Dataset rows about figures:
'''
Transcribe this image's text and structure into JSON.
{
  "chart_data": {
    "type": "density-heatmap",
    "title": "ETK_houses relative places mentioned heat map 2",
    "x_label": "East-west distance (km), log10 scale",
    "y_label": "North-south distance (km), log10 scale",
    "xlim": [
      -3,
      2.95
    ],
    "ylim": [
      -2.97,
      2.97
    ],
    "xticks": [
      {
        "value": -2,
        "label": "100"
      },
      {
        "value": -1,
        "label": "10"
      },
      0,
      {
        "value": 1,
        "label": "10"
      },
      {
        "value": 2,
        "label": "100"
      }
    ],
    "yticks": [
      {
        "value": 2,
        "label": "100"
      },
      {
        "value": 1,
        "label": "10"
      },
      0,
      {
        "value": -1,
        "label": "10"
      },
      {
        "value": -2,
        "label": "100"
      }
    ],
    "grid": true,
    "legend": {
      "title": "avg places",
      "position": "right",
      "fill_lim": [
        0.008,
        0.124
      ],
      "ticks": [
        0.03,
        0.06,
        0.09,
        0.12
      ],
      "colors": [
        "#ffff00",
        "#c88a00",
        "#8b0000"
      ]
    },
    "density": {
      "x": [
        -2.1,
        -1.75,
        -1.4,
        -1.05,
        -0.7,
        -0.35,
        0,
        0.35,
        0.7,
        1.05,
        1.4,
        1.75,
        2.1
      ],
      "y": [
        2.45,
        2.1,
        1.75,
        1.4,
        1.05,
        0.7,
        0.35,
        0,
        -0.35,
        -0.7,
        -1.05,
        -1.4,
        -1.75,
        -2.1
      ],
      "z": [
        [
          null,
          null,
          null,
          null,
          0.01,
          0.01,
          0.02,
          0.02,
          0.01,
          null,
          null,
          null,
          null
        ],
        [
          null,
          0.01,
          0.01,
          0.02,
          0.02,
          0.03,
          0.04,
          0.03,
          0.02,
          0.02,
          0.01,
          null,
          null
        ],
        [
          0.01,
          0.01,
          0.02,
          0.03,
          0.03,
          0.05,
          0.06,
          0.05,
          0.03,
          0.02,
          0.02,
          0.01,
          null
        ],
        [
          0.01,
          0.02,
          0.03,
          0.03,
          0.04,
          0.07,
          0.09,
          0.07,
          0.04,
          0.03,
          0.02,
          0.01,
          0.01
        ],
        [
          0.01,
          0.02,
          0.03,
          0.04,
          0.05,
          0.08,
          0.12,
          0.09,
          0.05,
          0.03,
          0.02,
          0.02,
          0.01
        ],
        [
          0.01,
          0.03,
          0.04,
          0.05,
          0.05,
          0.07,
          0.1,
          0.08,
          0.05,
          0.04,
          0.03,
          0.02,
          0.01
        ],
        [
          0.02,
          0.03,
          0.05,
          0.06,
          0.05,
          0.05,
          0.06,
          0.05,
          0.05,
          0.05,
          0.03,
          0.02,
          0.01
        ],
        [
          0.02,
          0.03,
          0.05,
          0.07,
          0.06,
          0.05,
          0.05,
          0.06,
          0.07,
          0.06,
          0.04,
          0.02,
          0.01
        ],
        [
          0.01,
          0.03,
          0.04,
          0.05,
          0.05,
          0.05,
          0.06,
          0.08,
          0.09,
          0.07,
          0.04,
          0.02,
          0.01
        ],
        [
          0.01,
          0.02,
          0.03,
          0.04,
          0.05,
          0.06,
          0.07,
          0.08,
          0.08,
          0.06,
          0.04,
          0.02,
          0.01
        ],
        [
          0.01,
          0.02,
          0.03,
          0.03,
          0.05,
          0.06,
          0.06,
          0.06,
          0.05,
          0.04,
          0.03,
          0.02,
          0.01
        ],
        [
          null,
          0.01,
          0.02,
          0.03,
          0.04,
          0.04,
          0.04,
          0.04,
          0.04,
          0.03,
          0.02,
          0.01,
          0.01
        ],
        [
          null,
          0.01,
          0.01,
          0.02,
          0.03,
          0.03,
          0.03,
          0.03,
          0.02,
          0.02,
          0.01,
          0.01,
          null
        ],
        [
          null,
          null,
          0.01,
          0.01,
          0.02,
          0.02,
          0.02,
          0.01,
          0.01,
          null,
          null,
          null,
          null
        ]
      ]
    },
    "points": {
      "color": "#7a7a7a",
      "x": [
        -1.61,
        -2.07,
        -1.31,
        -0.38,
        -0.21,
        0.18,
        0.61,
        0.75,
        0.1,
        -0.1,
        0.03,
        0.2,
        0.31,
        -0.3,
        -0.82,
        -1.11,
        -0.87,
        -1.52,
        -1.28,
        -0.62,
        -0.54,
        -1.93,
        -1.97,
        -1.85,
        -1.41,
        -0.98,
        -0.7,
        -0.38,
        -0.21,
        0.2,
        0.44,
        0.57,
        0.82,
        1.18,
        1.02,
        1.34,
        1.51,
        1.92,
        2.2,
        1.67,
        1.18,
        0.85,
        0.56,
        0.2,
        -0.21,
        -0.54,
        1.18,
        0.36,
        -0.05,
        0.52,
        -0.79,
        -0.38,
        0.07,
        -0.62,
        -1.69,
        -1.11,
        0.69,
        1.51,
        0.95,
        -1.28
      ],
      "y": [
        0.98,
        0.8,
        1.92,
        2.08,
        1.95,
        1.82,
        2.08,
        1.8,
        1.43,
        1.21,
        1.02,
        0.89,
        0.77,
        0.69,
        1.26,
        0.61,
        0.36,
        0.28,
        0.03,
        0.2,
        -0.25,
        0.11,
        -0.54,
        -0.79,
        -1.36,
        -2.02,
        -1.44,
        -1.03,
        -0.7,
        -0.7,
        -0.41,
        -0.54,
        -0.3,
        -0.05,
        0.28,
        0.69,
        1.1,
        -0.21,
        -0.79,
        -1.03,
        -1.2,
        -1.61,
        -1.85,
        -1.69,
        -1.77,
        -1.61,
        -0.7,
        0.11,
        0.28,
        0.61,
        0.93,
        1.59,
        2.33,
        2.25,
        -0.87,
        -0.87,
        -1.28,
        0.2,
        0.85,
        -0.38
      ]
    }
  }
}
'''
→ **Objective**:
Print out every entry, keeping each one exact.

→ **Finished answer**:
Transcribe this image's text and structure into JSON.
{
  "chart_data": {
    "type": "density-heatmap",
    "title": "ETK_houses relative places mentioned heat map 2",
    "x_label": "East-west distance (km), log10 scale",
    "y_label": "North-south distance (km), log10 scale",
    "xlim": [
      -3,
      2.95
    ],
    "ylim": [
      -2.97,
      2.97
    ],
    "xticks": [
      {
        "value": -2,
        "label": "100"
      },
      {
        "value": -1,
        "label": "10"
      },
      0,
      {
        "value": 1,
        "label": "10"
      },
      {
        "value": 2,
        "label": "100"
      }
    ],
    "yticks": [
      {
        "value": 2,
        "label": "100"
      },
      {
        "value": 1,
        "label": "10"
      },
      0,
      {
        "value": -1,
        "label": "10"
      },
      {
        "value": -2,
        "label": "100"
      }
    ],
    "grid": true,
    "legend": {
      "title": "avg places",
      "position": "right",
      "fill_lim": [
        0.008,
        0.124
      ],
      "ticks": [
        0.03,
        0.06,
        0.09,
        0.12
      ],
      "colors": [
        "#ffff00",
        "#c88a00",
        "#8b0000"
      ]
    },
    "density": {
      "x": [
        -2.1,
        -1.75,
        -1.4,
        -1.05,
        -0.7,
        -0.35,
        0,
        0.35,
        0.7,
        1.05,
        1.4,
        1.75,
        2.1
      ],
      "y": [
        2.45,
        2.1,
        1.75,
        1.4,
        1.05,
        0.7,
        0.35,
        0,
        -0.35,
        -0.7,
        -1.05,
        -1.4,
        -1.75,
        -2.1
      ],
      "z": [
        [
          null,
          null,
          null,
          null,
          0.01,
          0.01,
          0.02,
          0.02,
          0.01,
          null,
          null,
          null,
          null
        ],
        [
          null,
          0.01,
          0.01,
          0.02,
          0.02,
          0.03,
          0.04,
          0.03,
          0.02,
          0.02,
          0.01,
          null,
          null
        ],
        [
          0.01,
          0.01,
          0.02,
          0.03,
          0.03,
          0.05,
          0.06,
          0.05,
          0.03,
          0.02,
          0.02,
          0.01,
          null
        ],
        [
          0.01,
          0.02,
          0.03,
          0.03,
          0.04,
          0.07,
          0.09,
          0.07,
          0.04,
          0.03,
          0.02,
          0.01,
          0.01
        ],
        [
          0.01,
          0.02,
          0.03,
          0.04,
          0.05,
          0.08,
          0.12,
          0.09,
          0.05,
          0.03,
          0.02,
          0.02,
          0.01
        ],
        [
          0.01,
          0.03,
          0.04,
          0.05,
          0.05,
          0.07,
          0.1,
          0.08,
          0.05,
          0.04,
          0.03,
          0.02,
          0.01
        ],
        [
          0.02,
          0.03,
          0.05,
          0.06,
          0.05,
          0.05,
          0.06,
          0.05,
          0.05,
          0.05,
          0.03,
          0.02,
          0.01
        ],
        [
          0.02,
          0.03,
          0.05,
          0.07,
          0.06,
          0.05,
          0.05,
          0.06,
          0.07,
          0.06,
          0.04,
          0.02,
          0.01
        ],
        [
          0.01,
          0.03,
          0.04,
          0.05,
          0.05,
          0.05,
          0.06,
          0.08,
          0.09,
          0.07,
          0.04,
          0.02,
          0.01
        ],
        [
          0.01,
          0.02,
          0.03,
          0.04,
          0.05,
          0.06,
          0.07,
          0.08,
          0.08,
          0.06,
          0.04,
          0.02,
          0.01
        ],
        [
          0.01,
          0.02,
          0.03,
          0.03,
          0.05,
          0.06,
          0.06,
          0.06,
          0.05,
          0.04,
          0.03,
          0.02,
          0.01
        ],
        [
          null,
          0.01,
          0.02,
          0.03,
          0.04,
          0.04,
          0.04,
          0.04,
          0.04,
          0.03,
          0.02,
          0.01,
          0.01
        ],
        [
          null,
          0.01,
          0.01,
          0.02,
          0.03,
          0.03,
          0.03,
          0.03,
          0.02,
          0.02,
          0.01,
          0.01,
          null
        ],
        [
          null,
          null,
          0.01,
          0.01,
          0.02,
          0.02,
          0.02,
          0.01,
          0.01,
          null,
          null,
          null,
          null
        ]
      ]
    },
    "points": {
      "color": "#7a7a7a",
      "x": [
        -1.61,
        -2.07,
        -1.31,
        -0.38,
        -0.21,
        0.18,
        0.61,
        0.75,
        0.1,
        -0.1,
        0.03,
        0.2,
        0.31,
        -0.3,
        -0.82,
        -1.11,
        -0.87,
        -1.52,
        -1.28,
        -0.62,
        -0.54,
        -1.93,
        -1.97,
        -1.85,
        -1.41,
        -0.98,
        -0.7,
        -0.38,
        -0.21,
        0.2,
        0.44,
        0.57,
        0.82,
        1.18,
        1.02,
        1.34,
        1.51,
        1.92,
        2.2,
        1.67,
        1.18,
        0.85,
        0.56,
        0.2,
        -0.21,
        -0.54,
        1.18,
        0.36,
        -0.05,
        0.52,
        -0.79,
        -0.38,
        0.07,
        -0.62,
        -1.69,
        -1.11,
        0.69,
        1.51,
        0.95,
        -1.28
      ],
      "y": [
        0.98,
        0.8,
        1.92,
        2.08,
        1.95,
        1.82,
        2.08,
        1.8,
        1.43,
        1.21,
        1.02,
        0.89,
        0.77,
        0.69,
        1.26,
        0.61,
        0.36,
        0.28,
        0.03,
        0.2,
        -0.25,
        0.11,
        -0.54,
        -0.79,
        -1.36,
        -2.02,
        -1.44,
        -1.03,
        -0.7,
        -0.7,
        -0.41,
        -0.54,
        -0.3,
        -0.05,
        0.28,
        0.69,
        1.1,
        -0.21,
        -0.79,
        -1.03,
        -1.2,
        -1.61,
        -1.85,
        -1.69,
        -1.77,
        -1.61,
        -0.7,
        0.11,
        0.28,
        0.61,
        0.93,
        1.59,
        2.33,
        2.25,
        -0.87,
        -0.87,
        -1.28,
        0.2,
        0.85,
        -0.38
      ]
    }
  }
}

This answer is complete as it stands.